INSTRUCTION - Each line that holds the word "image" counts once. Give the total number of such lines and nothing else.

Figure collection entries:
** begin **
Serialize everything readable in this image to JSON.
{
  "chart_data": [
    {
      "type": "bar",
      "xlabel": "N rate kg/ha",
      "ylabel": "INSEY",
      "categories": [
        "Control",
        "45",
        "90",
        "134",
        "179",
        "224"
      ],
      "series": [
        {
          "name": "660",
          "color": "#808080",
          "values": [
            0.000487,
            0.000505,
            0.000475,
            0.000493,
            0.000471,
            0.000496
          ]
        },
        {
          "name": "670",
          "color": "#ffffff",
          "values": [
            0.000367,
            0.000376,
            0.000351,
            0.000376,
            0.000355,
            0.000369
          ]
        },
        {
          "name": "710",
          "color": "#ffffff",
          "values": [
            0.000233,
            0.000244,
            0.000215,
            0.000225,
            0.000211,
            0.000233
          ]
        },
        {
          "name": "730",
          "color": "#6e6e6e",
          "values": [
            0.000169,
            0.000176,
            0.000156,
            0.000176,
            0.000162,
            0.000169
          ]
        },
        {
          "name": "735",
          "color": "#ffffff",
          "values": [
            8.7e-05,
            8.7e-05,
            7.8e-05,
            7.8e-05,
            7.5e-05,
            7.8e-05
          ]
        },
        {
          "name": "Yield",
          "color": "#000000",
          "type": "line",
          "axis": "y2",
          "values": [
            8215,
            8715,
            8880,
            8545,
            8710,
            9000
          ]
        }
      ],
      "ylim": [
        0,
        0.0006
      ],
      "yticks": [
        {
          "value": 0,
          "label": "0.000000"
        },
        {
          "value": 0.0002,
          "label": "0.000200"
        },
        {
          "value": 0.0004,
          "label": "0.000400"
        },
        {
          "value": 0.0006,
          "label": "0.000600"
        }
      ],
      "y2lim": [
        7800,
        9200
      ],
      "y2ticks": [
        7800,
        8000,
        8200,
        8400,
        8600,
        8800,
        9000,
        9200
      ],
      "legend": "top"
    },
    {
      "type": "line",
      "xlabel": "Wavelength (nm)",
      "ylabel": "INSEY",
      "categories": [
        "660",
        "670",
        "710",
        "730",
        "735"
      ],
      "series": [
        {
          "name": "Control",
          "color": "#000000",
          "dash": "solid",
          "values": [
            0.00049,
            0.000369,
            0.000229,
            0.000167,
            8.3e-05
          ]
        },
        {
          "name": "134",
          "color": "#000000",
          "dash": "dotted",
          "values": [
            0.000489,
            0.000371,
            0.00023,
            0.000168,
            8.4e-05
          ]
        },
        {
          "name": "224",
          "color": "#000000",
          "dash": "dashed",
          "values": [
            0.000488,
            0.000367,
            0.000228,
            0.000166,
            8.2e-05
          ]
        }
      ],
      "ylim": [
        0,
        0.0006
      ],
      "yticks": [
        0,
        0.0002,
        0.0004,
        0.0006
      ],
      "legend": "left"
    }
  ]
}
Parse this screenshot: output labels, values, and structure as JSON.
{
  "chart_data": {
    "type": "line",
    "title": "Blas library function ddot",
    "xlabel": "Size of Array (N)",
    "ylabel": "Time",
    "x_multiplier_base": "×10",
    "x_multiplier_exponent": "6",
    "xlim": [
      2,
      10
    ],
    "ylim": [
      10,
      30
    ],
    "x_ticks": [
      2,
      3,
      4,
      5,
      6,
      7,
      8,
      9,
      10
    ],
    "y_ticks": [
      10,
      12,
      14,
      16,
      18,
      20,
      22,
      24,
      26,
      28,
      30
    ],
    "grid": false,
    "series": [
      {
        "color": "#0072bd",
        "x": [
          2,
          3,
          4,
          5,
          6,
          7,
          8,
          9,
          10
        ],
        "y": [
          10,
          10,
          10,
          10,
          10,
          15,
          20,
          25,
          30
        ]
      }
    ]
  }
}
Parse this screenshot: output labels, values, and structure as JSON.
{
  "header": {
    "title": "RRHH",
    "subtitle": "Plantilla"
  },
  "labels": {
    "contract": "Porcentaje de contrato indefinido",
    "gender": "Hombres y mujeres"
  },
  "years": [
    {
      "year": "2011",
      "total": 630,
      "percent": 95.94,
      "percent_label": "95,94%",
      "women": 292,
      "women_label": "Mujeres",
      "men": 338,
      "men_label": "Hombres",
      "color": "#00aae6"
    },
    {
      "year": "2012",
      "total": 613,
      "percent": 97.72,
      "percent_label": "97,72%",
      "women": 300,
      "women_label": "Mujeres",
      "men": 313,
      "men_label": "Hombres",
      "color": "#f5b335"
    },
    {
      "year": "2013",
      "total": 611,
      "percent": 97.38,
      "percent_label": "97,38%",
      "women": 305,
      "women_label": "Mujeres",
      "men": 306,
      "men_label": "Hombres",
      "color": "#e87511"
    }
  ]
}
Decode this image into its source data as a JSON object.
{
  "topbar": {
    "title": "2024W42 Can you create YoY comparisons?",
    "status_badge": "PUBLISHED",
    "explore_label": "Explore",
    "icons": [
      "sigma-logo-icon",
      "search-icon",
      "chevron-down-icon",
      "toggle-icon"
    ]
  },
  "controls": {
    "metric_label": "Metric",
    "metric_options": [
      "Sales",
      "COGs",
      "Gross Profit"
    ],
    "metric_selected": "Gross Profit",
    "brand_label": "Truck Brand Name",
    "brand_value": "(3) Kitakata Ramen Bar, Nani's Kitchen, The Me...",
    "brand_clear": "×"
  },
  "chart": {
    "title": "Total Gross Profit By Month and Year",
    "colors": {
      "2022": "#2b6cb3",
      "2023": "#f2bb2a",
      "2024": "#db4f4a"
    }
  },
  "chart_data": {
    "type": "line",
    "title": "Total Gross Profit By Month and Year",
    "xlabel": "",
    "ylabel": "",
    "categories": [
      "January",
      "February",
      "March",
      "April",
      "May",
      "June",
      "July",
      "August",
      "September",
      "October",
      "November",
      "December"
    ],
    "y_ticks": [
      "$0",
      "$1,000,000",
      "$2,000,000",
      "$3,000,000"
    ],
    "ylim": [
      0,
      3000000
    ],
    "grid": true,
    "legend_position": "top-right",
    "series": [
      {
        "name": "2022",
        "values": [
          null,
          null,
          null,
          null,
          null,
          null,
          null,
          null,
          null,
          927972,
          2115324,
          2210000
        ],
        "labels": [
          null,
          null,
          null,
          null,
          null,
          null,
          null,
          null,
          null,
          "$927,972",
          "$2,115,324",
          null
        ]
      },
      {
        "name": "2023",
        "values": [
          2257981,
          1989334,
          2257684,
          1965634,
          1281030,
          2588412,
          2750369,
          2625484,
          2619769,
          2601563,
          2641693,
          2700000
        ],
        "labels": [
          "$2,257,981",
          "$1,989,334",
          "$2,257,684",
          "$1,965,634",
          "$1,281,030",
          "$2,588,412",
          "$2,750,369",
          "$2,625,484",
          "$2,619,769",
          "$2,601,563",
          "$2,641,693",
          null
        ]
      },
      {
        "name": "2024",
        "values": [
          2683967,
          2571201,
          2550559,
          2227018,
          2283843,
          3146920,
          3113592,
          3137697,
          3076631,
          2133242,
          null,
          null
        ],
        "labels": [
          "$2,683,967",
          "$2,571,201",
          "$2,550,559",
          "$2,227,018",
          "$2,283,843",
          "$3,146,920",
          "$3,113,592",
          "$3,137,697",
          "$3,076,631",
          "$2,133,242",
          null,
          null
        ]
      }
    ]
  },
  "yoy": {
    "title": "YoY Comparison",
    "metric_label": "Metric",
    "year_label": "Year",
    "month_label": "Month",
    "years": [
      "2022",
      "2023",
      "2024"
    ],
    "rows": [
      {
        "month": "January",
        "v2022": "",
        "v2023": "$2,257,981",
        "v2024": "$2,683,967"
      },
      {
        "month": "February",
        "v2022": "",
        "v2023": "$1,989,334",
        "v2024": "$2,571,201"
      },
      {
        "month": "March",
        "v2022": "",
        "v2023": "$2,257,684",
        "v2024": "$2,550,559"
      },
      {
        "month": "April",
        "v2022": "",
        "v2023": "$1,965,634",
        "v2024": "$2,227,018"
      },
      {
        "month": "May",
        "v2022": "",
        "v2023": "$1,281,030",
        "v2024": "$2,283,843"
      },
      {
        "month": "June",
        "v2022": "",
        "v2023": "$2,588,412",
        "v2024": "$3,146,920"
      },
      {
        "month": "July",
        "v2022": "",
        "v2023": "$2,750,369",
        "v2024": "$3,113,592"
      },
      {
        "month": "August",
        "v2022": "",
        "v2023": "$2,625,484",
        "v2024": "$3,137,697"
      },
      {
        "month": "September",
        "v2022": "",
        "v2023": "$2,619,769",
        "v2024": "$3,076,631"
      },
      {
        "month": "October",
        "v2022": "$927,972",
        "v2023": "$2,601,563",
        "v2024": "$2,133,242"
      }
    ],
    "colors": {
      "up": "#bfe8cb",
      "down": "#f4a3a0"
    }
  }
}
** end **
EXERCISE RESULT - 2